Every entry should be repeated exactly. Omit the pictures.

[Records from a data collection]
------
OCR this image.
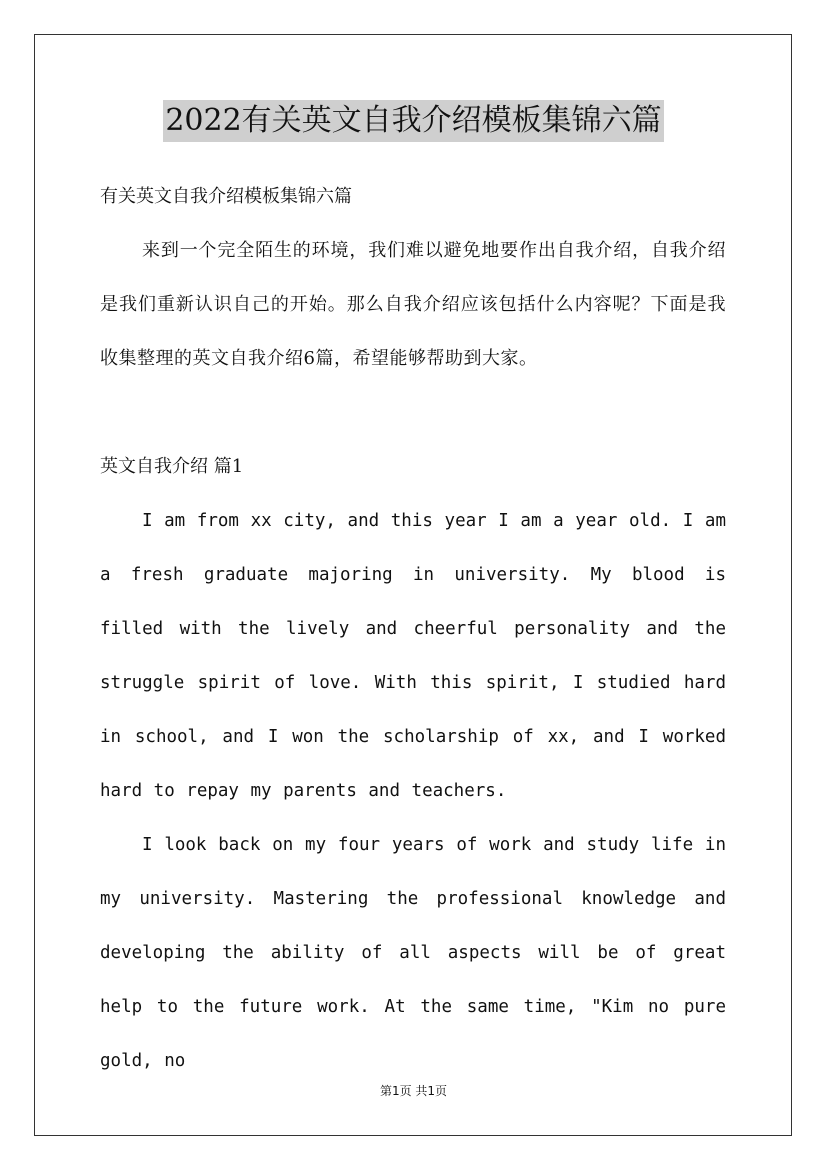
2022有关英文自我介绍模板集锦六篇

有关英文自我介绍模板集锦六篇

来到一个完全陌生的环境，我们难以避免地要作出自我介绍，自我介绍是我们重新认识自己的开始。那么自我介绍应该包括什么内容呢？下面是我收集整理的英文自我介绍6篇，希望能够帮助到大家。

英文自我介绍 篇1

I am from xx city, and this year I am a year old. I am a fresh graduate majoring in university. My blood is filled with the lively and cheerful personality and the struggle spirit of love. With this spirit, I studied hard in school, and I won the scholarship of xx, and I worked hard to repay my parents and teachers.

I look back on my four years of work and study life in my university. Mastering the professional knowledge and developing the ability of all aspects will be of great help to the future work. At the same time, "Kim no pure gold, no

第1页 共1页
------
Response to this exercise
OCR this image.
2022有关英文自我介绍模板集锦六篇

有关英文自我介绍模板集锦六篇

来到一个完全陌生的环境，我们难以避免地要作出自我介绍，自我介绍是我们重新认识自己的开始。那么自我介绍应该包括什么内容呢？下面是我收集整理的英文自我介绍6篇，希望能够帮助到大家。

英文自我介绍 篇1

I am from xx city, and this year I am a year old. I am a fresh graduate majoring in university. My blood is filled with the lively and cheerful personality and the struggle spirit of love. With this spirit, I studied hard in school, and I won the scholarship of xx, and I worked hard to repay my parents and teachers.

I look back on my four years of work and study life in my university. Mastering the professional knowledge and developing the ability of all aspects will be of great help to the future work. At the same time, "Kim no pure gold, no

第1页 共1页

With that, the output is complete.